Work required. Filter the lines below, copying only those with the string "rule".

....................

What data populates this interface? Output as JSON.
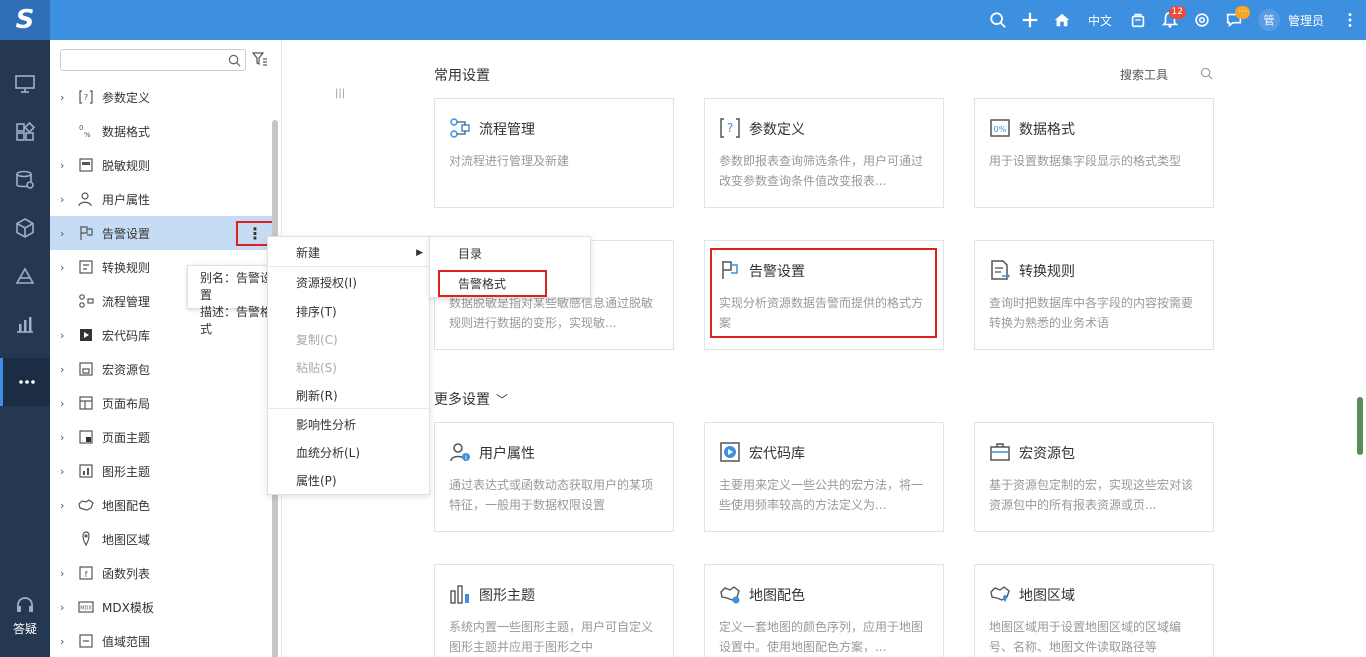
{
  "topbar": {
    "logo": "S",
    "lang": "中文",
    "notifications_badge": "12",
    "messages_badge": "···",
    "avatar": "管",
    "username": "管理员"
  },
  "rail": {
    "help_label": "答疑"
  },
  "tree": {
    "search_placeholder": "",
    "items": [
      {
        "label": "参数定义",
        "icon": "param-icon",
        "arrow": true
      },
      {
        "label": "数据格式",
        "icon": "data-format-icon",
        "arrow": false
      },
      {
        "label": "脱敏规则",
        "icon": "mask-rule-icon",
        "arrow": true
      },
      {
        "label": "用户属性",
        "icon": "user-attr-icon",
        "arrow": true
      },
      {
        "label": "告警设置",
        "icon": "alert-flag-icon",
        "arrow": true
      },
      {
        "label": "转换规则",
        "icon": "convert-rule-icon",
        "arrow": true
      },
      {
        "label": "流程管理",
        "icon": "flow-icon",
        "arrow": false
      },
      {
        "label": "宏代码库",
        "icon": "macro-code-icon",
        "arrow": true
      },
      {
        "label": "宏资源包",
        "icon": "macro-package-icon",
        "arrow": true
      },
      {
        "label": "页面布局",
        "icon": "page-layout-icon",
        "arrow": true
      },
      {
        "label": "页面主题",
        "icon": "page-theme-icon",
        "arrow": true
      },
      {
        "label": "图形主题",
        "icon": "chart-theme-icon",
        "arrow": true
      },
      {
        "label": "地图配色",
        "icon": "map-color-icon",
        "arrow": true
      },
      {
        "label": "地图区域",
        "icon": "map-region-icon",
        "arrow": false
      },
      {
        "label": "函数列表",
        "icon": "function-list-icon",
        "arrow": true
      },
      {
        "label": "MDX模板",
        "icon": "mdx-icon",
        "arrow": true
      },
      {
        "label": "值域范围",
        "icon": "value-range-icon",
        "arrow": true
      }
    ],
    "tooltip": {
      "alias": "别名：告警设置",
      "desc": "描述：告警格式"
    }
  },
  "context_menu": {
    "new": "新建",
    "grant": "资源授权(I)",
    "sort": "排序(T)",
    "copy": "复制(C)",
    "paste": "粘贴(S)",
    "refresh": "刷新(R)",
    "impact": "影响性分析",
    "lineage": "血统分析(L)",
    "props": "属性(P)"
  },
  "submenu": {
    "folder": "目录",
    "alert_format": "告警格式"
  },
  "main": {
    "common_title": "常用设置",
    "search_tool": "搜索工具",
    "more_title": "更多设置",
    "cards": [
      {
        "title": "流程管理",
        "desc": "对流程进行管理及新建"
      },
      {
        "title": "参数定义",
        "desc": "参数即报表查询筛选条件，用户可通过改变参数查询条件值改变报表..."
      },
      {
        "title": "数据格式",
        "desc": "用于设置数据集字段显示的格式类型"
      },
      {
        "title": "",
        "desc": "数据脱敏是指对某些敏感信息通过脱敏规则进行数据的变形，实现敏..."
      },
      {
        "title": "告警设置",
        "desc": "实现分析资源数据告警而提供的格式方案"
      },
      {
        "title": "转换规则",
        "desc": "查询时把数据库中各字段的内容按需要转换为熟悉的业务术语"
      },
      {
        "title": "用户属性",
        "desc": "通过表达式或函数动态获取用户的某项特征，一般用于数据权限设置"
      },
      {
        "title": "宏代码库",
        "desc": "主要用来定义一些公共的宏方法，将一些使用频率较高的方法定义为..."
      },
      {
        "title": "宏资源包",
        "desc": "基于资源包定制的宏，实现这些宏对该资源包中的所有报表资源或页..."
      },
      {
        "title": "图形主题",
        "desc": "系统内置一些图形主题，用户可自定义图形主题并应用于图形之中"
      },
      {
        "title": "地图配色",
        "desc": "定义一套地图的颜色序列，应用于地图设置中。使用地图配色方案，..."
      },
      {
        "title": "地图区域",
        "desc": "地图区域用于设置地图区域的区域编号、名称、地图文件读取路径等"
      }
    ]
  }
}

....................

Exercise response.
        "icon": "mask-rule-icon",
        "icon": "convert-rule-icon",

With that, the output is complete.